> _LISTED RECORDS_
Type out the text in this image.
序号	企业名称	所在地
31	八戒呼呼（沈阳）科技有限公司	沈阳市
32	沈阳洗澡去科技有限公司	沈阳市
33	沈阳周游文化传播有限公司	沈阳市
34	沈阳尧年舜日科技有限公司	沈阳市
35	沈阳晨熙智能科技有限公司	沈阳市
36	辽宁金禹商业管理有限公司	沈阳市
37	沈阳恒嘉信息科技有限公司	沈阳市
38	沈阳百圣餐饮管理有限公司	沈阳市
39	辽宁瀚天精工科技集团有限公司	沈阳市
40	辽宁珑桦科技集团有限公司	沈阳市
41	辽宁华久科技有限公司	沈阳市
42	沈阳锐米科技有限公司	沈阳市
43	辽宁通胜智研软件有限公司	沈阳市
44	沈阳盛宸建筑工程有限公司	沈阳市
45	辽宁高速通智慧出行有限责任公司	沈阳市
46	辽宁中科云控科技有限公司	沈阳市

> _WORK TO COMPLETE_
Please repeat the listing above in full and exactly.

> _SOLUTION_
Type out the text in this image.
序号	企业名称	所在地
31	八戒呼呼（沈阳）科技有限公司	沈阳市
32	沈阳洗澡去科技有限公司	沈阳市
33	沈阳周游文化传播有限公司	沈阳市
34	沈阳尧年舜日科技有限公司	沈阳市
35	沈阳晨熙智能科技有限公司	沈阳市
36	辽宁金禹商业管理有限公司	沈阳市
37	沈阳恒嘉信息科技有限公司	沈阳市
38	沈阳百圣餐饮管理有限公司	沈阳市
39	辽宁瀚天精工科技集团有限公司	沈阳市
40	辽宁珑桦科技集团有限公司	沈阳市
41	辽宁华久科技有限公司	沈阳市
42	沈阳锐米科技有限公司	沈阳市
43	辽宁通胜智研软件有限公司	沈阳市
44	沈阳盛宸建筑工程有限公司	沈阳市
45	辽宁高速通智慧出行有限责任公司	沈阳市
46	辽宁中科云控科技有限公司	沈阳市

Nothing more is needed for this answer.